BEGIN

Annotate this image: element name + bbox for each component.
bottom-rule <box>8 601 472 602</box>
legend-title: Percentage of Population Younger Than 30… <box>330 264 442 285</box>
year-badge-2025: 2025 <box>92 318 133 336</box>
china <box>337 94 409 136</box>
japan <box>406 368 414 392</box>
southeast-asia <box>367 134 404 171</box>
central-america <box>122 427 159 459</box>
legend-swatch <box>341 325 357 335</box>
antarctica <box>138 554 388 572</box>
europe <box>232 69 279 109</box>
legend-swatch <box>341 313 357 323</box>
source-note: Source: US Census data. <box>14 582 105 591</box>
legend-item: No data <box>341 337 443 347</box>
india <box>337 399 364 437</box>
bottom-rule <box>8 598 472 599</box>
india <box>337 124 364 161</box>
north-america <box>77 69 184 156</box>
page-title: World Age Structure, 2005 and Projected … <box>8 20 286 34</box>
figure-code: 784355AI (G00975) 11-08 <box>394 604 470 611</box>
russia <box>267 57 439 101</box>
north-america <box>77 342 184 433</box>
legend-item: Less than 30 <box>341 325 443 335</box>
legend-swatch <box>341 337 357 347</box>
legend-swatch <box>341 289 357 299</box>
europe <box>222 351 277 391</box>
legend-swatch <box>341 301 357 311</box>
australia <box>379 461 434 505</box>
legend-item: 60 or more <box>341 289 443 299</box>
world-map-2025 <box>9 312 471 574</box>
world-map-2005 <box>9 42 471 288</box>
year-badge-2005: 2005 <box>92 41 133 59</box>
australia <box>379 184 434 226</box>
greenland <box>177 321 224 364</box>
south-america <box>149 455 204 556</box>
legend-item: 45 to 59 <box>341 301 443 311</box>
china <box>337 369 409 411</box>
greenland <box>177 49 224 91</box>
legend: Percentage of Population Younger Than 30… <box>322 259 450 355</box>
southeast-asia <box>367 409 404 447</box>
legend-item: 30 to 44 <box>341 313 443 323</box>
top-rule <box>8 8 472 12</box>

END

» **Job**
Rewrite all the entries, substituting "legend-key" for each occurrence of "legend-swatch". Leave everything else unchanged.

» **Exercise answer**
Annotate this image: element name + bbox for each component.
bottom-rule <box>8 601 472 602</box>
legend-title: Percentage of Population Younger Than 30… <box>330 264 442 285</box>
year-badge-2025: 2025 <box>92 318 133 336</box>
china <box>337 94 409 136</box>
japan <box>406 368 414 392</box>
southeast-asia <box>367 134 404 171</box>
central-america <box>122 427 159 459</box>
legend-key <box>341 325 357 335</box>
antarctica <box>138 554 388 572</box>
europe <box>232 69 279 109</box>
legend-key <box>341 313 357 323</box>
source-note: Source: US Census data. <box>14 582 105 591</box>
legend-item: No data <box>341 337 443 347</box>
india <box>337 399 364 437</box>
bottom-rule <box>8 598 472 599</box>
india <box>337 124 364 161</box>
north-america <box>77 69 184 156</box>
page-title: World Age Structure, 2005 and Projected … <box>8 20 286 34</box>
figure-code: 784355AI (G00975) 11-08 <box>394 604 470 611</box>
russia <box>267 57 439 101</box>
north-america <box>77 342 184 433</box>
legend-item: Less than 30 <box>341 325 443 335</box>
legend-key <box>341 337 357 347</box>
legend-key <box>341 289 357 299</box>
europe <box>222 351 277 391</box>
legend-key <box>341 301 357 311</box>
australia <box>379 461 434 505</box>
legend-item: 60 or more <box>341 289 443 299</box>
world-map-2025 <box>9 312 471 574</box>
world-map-2005 <box>9 42 471 288</box>
year-badge-2005: 2005 <box>92 41 133 59</box>
australia <box>379 184 434 226</box>
greenland <box>177 321 224 364</box>
south-america <box>149 455 204 556</box>
legend-item: 45 to 59 <box>341 301 443 311</box>
china <box>337 369 409 411</box>
greenland <box>177 49 224 91</box>
legend: Percentage of Population Younger Than 30… <box>322 259 450 355</box>
southeast-asia <box>367 409 404 447</box>
legend-item: 30 to 44 <box>341 313 443 323</box>
top-rule <box>8 8 472 12</box>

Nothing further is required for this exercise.